EXTRACTED ENTRIES
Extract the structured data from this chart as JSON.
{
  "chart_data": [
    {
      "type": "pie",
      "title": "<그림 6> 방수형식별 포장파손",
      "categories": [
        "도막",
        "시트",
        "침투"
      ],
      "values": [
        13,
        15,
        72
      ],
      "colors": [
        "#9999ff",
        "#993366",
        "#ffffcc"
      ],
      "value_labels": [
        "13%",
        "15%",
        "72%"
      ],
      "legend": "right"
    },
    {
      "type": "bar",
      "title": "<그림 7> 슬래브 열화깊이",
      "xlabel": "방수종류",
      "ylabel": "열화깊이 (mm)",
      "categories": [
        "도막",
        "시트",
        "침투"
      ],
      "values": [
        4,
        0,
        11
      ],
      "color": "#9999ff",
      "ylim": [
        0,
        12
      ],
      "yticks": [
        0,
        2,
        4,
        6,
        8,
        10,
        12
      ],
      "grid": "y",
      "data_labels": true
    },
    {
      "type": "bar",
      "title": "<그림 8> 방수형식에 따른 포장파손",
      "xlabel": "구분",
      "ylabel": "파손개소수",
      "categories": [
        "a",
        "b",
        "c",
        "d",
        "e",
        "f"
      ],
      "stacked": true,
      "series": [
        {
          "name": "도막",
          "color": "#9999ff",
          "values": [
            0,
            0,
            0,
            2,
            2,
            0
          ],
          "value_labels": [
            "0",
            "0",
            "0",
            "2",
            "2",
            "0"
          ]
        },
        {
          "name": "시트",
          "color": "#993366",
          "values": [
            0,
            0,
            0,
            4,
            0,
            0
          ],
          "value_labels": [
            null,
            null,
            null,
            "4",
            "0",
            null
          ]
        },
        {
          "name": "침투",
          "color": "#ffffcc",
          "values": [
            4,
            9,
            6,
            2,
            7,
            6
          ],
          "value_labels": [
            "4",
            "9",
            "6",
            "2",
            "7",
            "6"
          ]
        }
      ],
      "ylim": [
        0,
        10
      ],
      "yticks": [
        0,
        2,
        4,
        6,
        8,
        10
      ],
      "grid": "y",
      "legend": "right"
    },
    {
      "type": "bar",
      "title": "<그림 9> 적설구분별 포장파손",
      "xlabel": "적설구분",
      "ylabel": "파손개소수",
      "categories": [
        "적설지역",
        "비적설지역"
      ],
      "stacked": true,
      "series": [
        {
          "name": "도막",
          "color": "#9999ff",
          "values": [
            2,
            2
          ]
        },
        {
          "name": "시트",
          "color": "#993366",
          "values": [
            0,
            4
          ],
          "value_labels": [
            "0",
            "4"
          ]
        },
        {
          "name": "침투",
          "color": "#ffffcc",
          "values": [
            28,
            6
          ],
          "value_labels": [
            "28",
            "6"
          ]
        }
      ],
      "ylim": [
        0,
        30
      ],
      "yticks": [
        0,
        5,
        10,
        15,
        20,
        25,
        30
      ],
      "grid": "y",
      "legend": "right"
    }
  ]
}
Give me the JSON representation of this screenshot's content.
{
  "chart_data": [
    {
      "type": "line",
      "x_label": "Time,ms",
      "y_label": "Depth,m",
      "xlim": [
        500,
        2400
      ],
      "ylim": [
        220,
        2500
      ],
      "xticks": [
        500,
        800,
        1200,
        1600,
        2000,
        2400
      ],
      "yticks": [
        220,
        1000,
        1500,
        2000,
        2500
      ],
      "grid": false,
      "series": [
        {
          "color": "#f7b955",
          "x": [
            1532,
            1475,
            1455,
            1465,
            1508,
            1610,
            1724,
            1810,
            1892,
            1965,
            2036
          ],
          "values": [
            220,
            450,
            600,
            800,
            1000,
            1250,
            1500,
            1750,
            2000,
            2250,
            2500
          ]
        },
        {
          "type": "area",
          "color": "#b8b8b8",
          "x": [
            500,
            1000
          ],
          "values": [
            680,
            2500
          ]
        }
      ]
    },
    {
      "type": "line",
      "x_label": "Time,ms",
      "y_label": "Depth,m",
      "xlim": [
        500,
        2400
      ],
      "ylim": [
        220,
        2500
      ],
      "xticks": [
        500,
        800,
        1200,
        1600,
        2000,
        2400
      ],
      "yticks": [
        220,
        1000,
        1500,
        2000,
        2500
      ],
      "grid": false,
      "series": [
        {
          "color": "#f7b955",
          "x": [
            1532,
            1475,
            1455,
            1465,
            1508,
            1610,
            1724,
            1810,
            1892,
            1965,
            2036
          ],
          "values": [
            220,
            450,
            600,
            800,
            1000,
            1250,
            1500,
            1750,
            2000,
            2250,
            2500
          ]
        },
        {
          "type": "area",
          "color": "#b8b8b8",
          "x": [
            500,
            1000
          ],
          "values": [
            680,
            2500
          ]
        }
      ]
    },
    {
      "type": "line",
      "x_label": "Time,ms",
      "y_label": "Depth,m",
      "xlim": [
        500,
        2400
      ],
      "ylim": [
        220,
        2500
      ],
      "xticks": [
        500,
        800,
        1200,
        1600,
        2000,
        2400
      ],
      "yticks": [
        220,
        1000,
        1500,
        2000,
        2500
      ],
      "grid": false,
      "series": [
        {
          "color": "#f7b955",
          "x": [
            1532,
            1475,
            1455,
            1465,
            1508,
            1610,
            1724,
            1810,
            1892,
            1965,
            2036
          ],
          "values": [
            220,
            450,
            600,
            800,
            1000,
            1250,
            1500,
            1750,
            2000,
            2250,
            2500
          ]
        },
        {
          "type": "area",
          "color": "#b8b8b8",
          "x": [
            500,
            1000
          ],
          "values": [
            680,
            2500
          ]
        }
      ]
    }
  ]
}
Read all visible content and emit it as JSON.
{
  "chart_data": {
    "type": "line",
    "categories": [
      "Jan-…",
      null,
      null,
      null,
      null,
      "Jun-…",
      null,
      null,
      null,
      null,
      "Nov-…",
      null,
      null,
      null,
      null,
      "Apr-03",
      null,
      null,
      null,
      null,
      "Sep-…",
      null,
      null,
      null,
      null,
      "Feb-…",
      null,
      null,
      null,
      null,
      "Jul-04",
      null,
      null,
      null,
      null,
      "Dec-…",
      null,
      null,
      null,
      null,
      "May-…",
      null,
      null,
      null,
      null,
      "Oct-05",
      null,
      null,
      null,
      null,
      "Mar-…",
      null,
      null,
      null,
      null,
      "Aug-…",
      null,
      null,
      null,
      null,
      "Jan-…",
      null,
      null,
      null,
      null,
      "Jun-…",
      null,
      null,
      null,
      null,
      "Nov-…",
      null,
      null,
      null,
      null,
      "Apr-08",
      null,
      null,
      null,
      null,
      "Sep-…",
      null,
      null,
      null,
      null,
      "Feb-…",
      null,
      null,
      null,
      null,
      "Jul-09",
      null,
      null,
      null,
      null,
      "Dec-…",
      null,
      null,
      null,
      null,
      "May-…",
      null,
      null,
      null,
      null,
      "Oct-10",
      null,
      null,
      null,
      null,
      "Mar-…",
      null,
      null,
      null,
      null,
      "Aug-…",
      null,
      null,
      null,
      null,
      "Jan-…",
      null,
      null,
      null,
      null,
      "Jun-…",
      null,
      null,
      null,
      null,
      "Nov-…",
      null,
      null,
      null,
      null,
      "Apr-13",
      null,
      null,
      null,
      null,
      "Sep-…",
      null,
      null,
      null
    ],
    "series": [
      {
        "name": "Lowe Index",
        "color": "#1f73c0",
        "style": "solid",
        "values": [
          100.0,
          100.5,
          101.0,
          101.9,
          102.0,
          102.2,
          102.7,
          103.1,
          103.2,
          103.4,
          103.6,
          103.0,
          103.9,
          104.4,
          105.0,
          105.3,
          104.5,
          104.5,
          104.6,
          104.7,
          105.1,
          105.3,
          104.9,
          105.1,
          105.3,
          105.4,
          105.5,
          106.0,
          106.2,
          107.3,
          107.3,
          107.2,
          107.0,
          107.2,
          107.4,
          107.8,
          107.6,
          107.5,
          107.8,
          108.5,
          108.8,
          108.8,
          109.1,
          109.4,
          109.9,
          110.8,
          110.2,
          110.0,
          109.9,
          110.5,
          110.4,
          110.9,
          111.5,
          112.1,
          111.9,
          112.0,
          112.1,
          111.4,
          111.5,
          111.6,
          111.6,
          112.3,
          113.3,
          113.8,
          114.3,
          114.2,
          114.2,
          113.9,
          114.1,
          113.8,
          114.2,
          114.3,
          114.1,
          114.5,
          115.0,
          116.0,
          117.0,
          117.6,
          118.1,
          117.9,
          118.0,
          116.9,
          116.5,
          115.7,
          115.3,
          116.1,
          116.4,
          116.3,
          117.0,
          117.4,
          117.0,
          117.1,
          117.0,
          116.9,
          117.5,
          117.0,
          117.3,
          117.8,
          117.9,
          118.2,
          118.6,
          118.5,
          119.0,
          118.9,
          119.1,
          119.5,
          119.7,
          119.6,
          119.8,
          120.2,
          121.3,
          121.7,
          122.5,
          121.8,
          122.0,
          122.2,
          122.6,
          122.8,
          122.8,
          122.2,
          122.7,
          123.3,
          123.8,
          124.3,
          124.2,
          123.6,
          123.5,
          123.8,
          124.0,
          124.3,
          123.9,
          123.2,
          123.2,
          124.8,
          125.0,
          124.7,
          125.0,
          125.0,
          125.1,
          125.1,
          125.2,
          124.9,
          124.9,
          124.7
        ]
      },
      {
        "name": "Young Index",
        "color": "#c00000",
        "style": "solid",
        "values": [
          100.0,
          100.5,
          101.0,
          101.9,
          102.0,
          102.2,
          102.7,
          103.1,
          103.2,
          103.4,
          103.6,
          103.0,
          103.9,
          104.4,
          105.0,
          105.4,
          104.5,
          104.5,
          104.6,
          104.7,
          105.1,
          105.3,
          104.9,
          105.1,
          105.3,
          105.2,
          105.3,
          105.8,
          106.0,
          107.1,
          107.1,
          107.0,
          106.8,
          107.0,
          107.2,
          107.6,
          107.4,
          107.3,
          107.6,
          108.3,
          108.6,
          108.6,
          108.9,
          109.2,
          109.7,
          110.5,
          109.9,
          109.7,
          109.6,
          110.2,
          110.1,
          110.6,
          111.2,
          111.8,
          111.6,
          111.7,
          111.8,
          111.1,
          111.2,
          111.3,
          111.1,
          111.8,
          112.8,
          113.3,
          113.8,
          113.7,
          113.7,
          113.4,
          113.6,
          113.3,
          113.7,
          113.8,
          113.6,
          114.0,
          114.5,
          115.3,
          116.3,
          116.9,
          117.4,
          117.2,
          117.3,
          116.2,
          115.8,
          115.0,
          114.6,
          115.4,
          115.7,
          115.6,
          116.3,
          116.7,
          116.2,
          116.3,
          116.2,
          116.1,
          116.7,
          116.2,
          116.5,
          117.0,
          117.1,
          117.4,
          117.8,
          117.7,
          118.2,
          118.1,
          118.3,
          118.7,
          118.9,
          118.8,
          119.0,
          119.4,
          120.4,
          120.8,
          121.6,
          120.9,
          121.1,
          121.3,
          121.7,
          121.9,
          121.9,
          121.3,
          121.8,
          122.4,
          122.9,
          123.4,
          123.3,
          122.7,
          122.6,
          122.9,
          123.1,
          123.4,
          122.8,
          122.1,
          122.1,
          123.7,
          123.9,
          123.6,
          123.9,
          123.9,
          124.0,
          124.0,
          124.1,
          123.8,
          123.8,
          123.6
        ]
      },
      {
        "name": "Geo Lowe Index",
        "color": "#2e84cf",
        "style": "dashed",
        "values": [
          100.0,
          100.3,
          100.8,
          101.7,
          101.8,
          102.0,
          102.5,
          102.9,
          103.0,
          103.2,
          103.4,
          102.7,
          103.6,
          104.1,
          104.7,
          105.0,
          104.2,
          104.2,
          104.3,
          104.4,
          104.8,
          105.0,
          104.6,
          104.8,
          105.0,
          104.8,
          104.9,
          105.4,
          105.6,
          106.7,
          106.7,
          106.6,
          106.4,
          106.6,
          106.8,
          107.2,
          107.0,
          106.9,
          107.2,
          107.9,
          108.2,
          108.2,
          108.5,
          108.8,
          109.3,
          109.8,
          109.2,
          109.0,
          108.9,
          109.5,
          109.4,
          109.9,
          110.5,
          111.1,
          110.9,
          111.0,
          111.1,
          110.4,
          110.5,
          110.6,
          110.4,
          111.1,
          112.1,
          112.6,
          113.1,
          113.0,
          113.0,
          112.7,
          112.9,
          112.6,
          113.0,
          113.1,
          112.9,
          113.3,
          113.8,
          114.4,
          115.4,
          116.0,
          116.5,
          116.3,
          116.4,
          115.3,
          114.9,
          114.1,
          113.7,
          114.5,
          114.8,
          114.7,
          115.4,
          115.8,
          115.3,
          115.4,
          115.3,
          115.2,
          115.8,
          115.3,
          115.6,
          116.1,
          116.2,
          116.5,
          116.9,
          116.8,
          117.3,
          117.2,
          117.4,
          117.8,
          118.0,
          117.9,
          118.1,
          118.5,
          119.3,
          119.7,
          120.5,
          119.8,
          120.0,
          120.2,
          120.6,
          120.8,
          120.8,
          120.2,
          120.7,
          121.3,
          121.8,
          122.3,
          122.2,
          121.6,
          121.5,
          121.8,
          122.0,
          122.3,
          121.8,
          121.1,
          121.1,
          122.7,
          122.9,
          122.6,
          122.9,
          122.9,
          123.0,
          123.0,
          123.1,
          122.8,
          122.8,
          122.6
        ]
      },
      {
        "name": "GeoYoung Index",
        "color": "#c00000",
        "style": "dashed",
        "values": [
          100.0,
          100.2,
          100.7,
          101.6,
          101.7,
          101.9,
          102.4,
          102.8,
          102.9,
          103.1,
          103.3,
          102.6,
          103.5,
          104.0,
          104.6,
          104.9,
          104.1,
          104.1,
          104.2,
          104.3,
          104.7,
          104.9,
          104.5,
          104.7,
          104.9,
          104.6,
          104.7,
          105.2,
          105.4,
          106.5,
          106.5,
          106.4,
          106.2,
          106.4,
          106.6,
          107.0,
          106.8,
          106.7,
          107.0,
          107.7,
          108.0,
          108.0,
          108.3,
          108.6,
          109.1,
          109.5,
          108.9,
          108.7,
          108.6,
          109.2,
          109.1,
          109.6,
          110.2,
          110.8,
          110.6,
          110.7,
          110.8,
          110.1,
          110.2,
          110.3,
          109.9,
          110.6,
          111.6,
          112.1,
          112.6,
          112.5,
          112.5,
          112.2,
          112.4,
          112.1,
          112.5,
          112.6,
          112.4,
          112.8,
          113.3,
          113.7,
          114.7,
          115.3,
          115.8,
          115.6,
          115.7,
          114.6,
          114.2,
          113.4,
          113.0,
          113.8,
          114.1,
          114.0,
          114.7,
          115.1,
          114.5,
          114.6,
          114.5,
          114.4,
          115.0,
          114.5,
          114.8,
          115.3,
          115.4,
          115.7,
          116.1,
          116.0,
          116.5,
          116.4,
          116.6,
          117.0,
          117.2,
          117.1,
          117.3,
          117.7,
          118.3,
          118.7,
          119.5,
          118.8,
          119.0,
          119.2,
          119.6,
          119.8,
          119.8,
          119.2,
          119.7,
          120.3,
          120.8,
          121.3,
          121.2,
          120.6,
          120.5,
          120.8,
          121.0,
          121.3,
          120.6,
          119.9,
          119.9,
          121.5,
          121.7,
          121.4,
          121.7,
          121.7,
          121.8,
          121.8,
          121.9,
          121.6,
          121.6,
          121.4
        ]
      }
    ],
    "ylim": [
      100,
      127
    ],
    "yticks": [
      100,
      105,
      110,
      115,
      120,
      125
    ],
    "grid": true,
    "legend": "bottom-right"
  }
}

WHAT IS NEEDED
Which lines include the word "this"? Copy every one of them.

SOLUTION TO THE PROBLEM
Extract the structured data from this chart as JSON.
Give me the JSON representation of this screenshot's content.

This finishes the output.